>> start Material

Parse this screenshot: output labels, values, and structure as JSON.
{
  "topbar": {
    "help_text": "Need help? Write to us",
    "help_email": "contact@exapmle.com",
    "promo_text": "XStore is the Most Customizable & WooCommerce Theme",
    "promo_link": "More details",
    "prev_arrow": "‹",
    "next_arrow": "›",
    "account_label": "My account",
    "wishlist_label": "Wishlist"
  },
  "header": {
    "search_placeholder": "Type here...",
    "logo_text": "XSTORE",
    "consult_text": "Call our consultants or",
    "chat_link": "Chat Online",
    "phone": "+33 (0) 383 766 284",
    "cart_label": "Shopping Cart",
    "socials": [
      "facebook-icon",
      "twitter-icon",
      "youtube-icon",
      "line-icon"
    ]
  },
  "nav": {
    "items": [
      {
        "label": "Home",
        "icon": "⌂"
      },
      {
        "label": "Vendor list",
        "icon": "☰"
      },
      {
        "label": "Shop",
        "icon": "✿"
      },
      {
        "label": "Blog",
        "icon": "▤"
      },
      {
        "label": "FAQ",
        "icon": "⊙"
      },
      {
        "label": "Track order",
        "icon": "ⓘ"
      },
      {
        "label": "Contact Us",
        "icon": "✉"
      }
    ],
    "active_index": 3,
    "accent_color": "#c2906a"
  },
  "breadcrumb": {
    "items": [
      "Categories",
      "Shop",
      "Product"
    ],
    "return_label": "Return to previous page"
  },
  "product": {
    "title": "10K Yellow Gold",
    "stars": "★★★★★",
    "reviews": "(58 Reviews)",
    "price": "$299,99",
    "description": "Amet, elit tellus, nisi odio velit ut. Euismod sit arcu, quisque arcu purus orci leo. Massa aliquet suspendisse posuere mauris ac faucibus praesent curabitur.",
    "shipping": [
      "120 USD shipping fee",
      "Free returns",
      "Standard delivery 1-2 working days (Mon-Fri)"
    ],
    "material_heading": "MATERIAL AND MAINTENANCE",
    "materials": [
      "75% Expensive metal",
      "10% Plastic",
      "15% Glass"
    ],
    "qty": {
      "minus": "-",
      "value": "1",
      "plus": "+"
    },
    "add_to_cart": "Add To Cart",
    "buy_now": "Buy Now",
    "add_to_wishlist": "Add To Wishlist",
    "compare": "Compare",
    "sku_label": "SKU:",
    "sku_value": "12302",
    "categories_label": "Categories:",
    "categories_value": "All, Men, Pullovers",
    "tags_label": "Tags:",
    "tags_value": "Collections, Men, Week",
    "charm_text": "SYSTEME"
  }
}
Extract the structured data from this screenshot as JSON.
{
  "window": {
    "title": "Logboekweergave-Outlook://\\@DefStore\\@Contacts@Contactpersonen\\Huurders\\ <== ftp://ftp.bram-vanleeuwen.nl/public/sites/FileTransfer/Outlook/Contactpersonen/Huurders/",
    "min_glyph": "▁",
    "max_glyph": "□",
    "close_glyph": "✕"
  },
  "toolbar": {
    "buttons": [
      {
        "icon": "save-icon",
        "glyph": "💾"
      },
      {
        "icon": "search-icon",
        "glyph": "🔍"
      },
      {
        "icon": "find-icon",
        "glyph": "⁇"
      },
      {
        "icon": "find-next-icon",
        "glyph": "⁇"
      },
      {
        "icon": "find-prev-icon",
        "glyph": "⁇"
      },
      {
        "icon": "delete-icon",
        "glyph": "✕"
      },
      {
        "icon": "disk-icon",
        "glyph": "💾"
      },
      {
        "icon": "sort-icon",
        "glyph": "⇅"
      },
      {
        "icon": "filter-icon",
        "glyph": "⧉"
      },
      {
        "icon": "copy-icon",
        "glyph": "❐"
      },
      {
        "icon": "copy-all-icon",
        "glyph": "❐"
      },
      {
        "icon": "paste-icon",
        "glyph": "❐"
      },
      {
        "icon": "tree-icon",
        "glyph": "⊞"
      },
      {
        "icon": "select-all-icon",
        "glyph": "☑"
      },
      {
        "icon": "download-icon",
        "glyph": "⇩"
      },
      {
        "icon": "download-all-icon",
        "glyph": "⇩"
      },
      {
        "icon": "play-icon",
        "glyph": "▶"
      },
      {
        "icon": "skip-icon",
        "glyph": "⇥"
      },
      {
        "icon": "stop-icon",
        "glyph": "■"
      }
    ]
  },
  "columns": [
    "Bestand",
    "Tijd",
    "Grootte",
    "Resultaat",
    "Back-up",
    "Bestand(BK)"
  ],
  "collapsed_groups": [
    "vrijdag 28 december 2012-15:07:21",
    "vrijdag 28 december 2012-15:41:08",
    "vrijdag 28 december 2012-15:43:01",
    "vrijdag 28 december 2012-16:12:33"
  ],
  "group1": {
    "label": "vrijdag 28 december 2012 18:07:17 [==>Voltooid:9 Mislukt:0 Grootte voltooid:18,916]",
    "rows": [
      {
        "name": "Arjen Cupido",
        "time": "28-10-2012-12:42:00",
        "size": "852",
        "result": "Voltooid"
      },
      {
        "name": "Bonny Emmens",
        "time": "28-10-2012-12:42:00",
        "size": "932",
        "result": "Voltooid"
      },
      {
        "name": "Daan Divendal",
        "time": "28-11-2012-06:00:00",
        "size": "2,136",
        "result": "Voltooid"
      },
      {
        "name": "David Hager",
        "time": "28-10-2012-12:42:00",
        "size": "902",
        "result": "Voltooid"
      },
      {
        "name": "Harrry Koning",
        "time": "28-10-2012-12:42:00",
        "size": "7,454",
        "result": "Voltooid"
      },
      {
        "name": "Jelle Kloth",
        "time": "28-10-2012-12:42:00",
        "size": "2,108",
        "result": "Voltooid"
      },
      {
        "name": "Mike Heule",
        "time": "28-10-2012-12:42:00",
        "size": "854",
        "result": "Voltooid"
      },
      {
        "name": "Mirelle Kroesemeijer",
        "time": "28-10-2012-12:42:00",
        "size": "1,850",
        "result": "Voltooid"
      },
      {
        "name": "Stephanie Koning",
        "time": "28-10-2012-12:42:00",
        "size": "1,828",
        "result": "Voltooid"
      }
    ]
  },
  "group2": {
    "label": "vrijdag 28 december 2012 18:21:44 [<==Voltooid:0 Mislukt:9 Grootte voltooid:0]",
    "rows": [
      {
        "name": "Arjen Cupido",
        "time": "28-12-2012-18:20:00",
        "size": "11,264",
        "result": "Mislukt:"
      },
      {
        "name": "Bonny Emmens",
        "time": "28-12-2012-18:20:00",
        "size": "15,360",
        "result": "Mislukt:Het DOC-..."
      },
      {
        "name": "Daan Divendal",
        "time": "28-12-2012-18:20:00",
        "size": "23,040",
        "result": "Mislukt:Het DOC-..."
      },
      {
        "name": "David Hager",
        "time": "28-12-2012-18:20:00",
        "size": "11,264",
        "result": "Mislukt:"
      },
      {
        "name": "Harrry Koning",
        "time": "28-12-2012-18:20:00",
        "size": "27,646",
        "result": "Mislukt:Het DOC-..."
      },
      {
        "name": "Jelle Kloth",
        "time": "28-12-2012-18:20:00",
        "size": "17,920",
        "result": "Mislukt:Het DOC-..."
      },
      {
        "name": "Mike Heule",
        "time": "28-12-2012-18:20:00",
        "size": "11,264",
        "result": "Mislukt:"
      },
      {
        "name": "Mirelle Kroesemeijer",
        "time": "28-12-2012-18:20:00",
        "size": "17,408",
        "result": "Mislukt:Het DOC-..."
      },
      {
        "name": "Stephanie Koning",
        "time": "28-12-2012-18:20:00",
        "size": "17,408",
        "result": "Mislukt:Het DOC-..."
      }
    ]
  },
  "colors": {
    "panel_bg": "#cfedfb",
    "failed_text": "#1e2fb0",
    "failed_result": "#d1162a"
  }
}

>> end Material

→ What needs to be done
All the entries above need to be reproduced exactly.

→ Solution for this exercise
Parse this screenshot: output labels, values, and structure as JSON.
{
  "topbar": {
    "help_text": "Need help? Write to us",
    "help_email": "contact@exapmle.com",
    "promo_text": "XStore is the Most Customizable & WooCommerce Theme",
    "promo_link": "More details",
    "prev_arrow": "‹",
    "next_arrow": "›",
    "account_label": "My account",
    "wishlist_label": "Wishlist"
  },
  "header": {
    "search_placeholder": "Type here...",
    "logo_text": "XSTORE",
    "consult_text": "Call our consultants or",
    "chat_link": "Chat Online",
    "phone": "+33 (0) 383 766 284",
    "cart_label": "Shopping Cart",
    "socials": [
      "facebook-icon",
      "twitter-icon",
      "youtube-icon",
      "line-icon"
    ]
  },
  "nav": {
    "items": [
      {
        "label": "Home",
        "icon": "⌂"
      },
      {
        "label": "Vendor list",
        "icon": "☰"
      },
      {
        "label": "Shop",
        "icon": "✿"
      },
      {
        "label": "Blog",
        "icon": "▤"
      },
      {
        "label": "FAQ",
        "icon": "⊙"
      },
      {
        "label": "Track order",
        "icon": "ⓘ"
      },
      {
        "label": "Contact Us",
        "icon": "✉"
      }
    ],
    "active_index": 3,
    "accent_color": "#c2906a"
  },
  "breadcrumb": {
    "items": [
      "Categories",
      "Shop",
      "Product"
    ],
    "return_label": "Return to previous page"
  },
  "product": {
    "title": "10K Yellow Gold",
    "stars": "★★★★★",
    "reviews": "(58 Reviews)",
    "price": "$299,99",
    "description": "Amet, elit tellus, nisi odio velit ut. Euismod sit arcu, quisque arcu purus orci leo. Massa aliquet suspendisse posuere mauris ac faucibus praesent curabitur.",
    "shipping": [
      "120 USD shipping fee",
      "Free returns",
      "Standard delivery 1-2 working days (Mon-Fri)"
    ],
    "material_heading": "MATERIAL AND MAINTENANCE",
    "materials": [
      "75% Expensive metal",
      "10% Plastic",
      "15% Glass"
    ],
    "qty": {
      "minus": "-",
      "value": "1",
      "plus": "+"
    },
    "add_to_cart": "Add To Cart",
    "buy_now": "Buy Now",
    "add_to_wishlist": "Add To Wishlist",
    "compare": "Compare",
    "sku_label": "SKU:",
    "sku_value": "12302",
    "categories_label": "Categories:",
    "categories_value": "All, Men, Pullovers",
    "tags_label": "Tags:",
    "tags_value": "Collections, Men, Week",
    "charm_text": "SYSTEME"
  }
}
Extract the structured data from this screenshot as JSON.
{
  "window": {
    "title": "Logboekweergave-Outlook://\\@DefStore\\@Contacts@Contactpersonen\\Huurders\\ <== ftp://ftp.bram-vanleeuwen.nl/public/sites/FileTransfer/Outlook/Contactpersonen/Huurders/",
    "min_glyph": "▁",
    "max_glyph": "□",
    "close_glyph": "✕"
  },
  "toolbar": {
    "buttons": [
      {
        "icon": "save-icon",
        "glyph": "💾"
      },
      {
        "icon": "search-icon",
        "glyph": "🔍"
      },
      {
        "icon": "find-icon",
        "glyph": "⁇"
      },
      {
        "icon": "find-next-icon",
        "glyph": "⁇"
      },
      {
        "icon": "find-prev-icon",
        "glyph": "⁇"
      },
      {
        "icon": "delete-icon",
        "glyph": "✕"
      },
      {
        "icon": "disk-icon",
        "glyph": "💾"
      },
      {
        "icon": "sort-icon",
        "glyph": "⇅"
      },
      {
        "icon": "filter-icon",
        "glyph": "⧉"
      },
      {
        "icon": "copy-icon",
        "glyph": "❐"
      },
      {
        "icon": "copy-all-icon",
        "glyph": "❐"
      },
      {
        "icon": "paste-icon",
        "glyph": "❐"
      },
      {
        "icon": "tree-icon",
        "glyph": "⊞"
      },
      {
        "icon": "select-all-icon",
        "glyph": "☑"
      },
      {
        "icon": "download-icon",
        "glyph": "⇩"
      },
      {
        "icon": "download-all-icon",
        "glyph": "⇩"
      },
      {
        "icon": "play-icon",
        "glyph": "▶"
      },
      {
        "icon": "skip-icon",
        "glyph": "⇥"
      },
      {
        "icon": "stop-icon",
        "glyph": "■"
      }
    ]
  },
  "columns": [
    "Bestand",
    "Tijd",
    "Grootte",
    "Resultaat",
    "Back-up",
    "Bestand(BK)"
  ],
  "collapsed_groups": [
    "vrijdag 28 december 2012-15:07:21",
    "vrijdag 28 december 2012-15:41:08",
    "vrijdag 28 december 2012-15:43:01",
    "vrijdag 28 december 2012-16:12:33"
  ],
  "group1": {
    "label": "vrijdag 28 december 2012 18:07:17 [==>Voltooid:9 Mislukt:0 Grootte voltooid:18,916]",
    "rows": [
      {
        "name": "Arjen Cupido",
        "time": "28-10-2012-12:42:00",
        "size": "852",
        "result": "Voltooid"
      },
      {
        "name": "Bonny Emmens",
        "time": "28-10-2012-12:42:00",
        "size": "932",
        "result": "Voltooid"
      },
      {
        "name": "Daan Divendal",
        "time": "28-11-2012-06:00:00",
        "size": "2,136",
        "result": "Voltooid"
      },
      {
        "name": "David Hager",
        "time": "28-10-2012-12:42:00",
        "size": "902",
        "result": "Voltooid"
      },
      {
        "name": "Harrry Koning",
        "time": "28-10-2012-12:42:00",
        "size": "7,454",
        "result": "Voltooid"
      },
      {
        "name": "Jelle Kloth",
        "time": "28-10-2012-12:42:00",
        "size": "2,108",
        "result": "Voltooid"
      },
      {
        "name": "Mike Heule",
        "time": "28-10-2012-12:42:00",
        "size": "854",
        "result": "Voltooid"
      },
      {
        "name": "Mirelle Kroesemeijer",
        "time": "28-10-2012-12:42:00",
        "size": "1,850",
        "result": "Voltooid"
      },
      {
        "name": "Stephanie Koning",
        "time": "28-10-2012-12:42:00",
        "size": "1,828",
        "result": "Voltooid"
      }
    ]
  },
  "group2": {
    "label": "vrijdag 28 december 2012 18:21:44 [<==Voltooid:0 Mislukt:9 Grootte voltooid:0]",
    "rows": [
      {
        "name": "Arjen Cupido",
        "time": "28-12-2012-18:20:00",
        "size": "11,264",
        "result": "Mislukt:"
      },
      {
        "name": "Bonny Emmens",
        "time": "28-12-2012-18:20:00",
        "size": "15,360",
        "result": "Mislukt:Het DOC-..."
      },
      {
        "name": "Daan Divendal",
        "time": "28-12-2012-18:20:00",
        "size": "23,040",
        "result": "Mislukt:Het DOC-..."
      },
      {
        "name": "David Hager",
        "time": "28-12-2012-18:20:00",
        "size": "11,264",
        "result": "Mislukt:"
      },
      {
        "name": "Harrry Koning",
        "time": "28-12-2012-18:20:00",
        "size": "27,646",
        "result": "Mislukt:Het DOC-..."
      },
      {
        "name": "Jelle Kloth",
        "time": "28-12-2012-18:20:00",
        "size": "17,920",
        "result": "Mislukt:Het DOC-..."
      },
      {
        "name": "Mike Heule",
        "time": "28-12-2012-18:20:00",
        "size": "11,264",
        "result": "Mislukt:"
      },
      {
        "name": "Mirelle Kroesemeijer",
        "time": "28-12-2012-18:20:00",
        "size": "17,408",
        "result": "Mislukt:Het DOC-..."
      },
      {
        "name": "Stephanie Koning",
        "time": "28-12-2012-18:20:00",
        "size": "17,408",
        "result": "Mislukt:Het DOC-..."
      }
    ]
  },
  "colors": {
    "panel_bg": "#cfedfb",
    "failed_text": "#1e2fb0",
    "failed_result": "#d1162a"
  }
}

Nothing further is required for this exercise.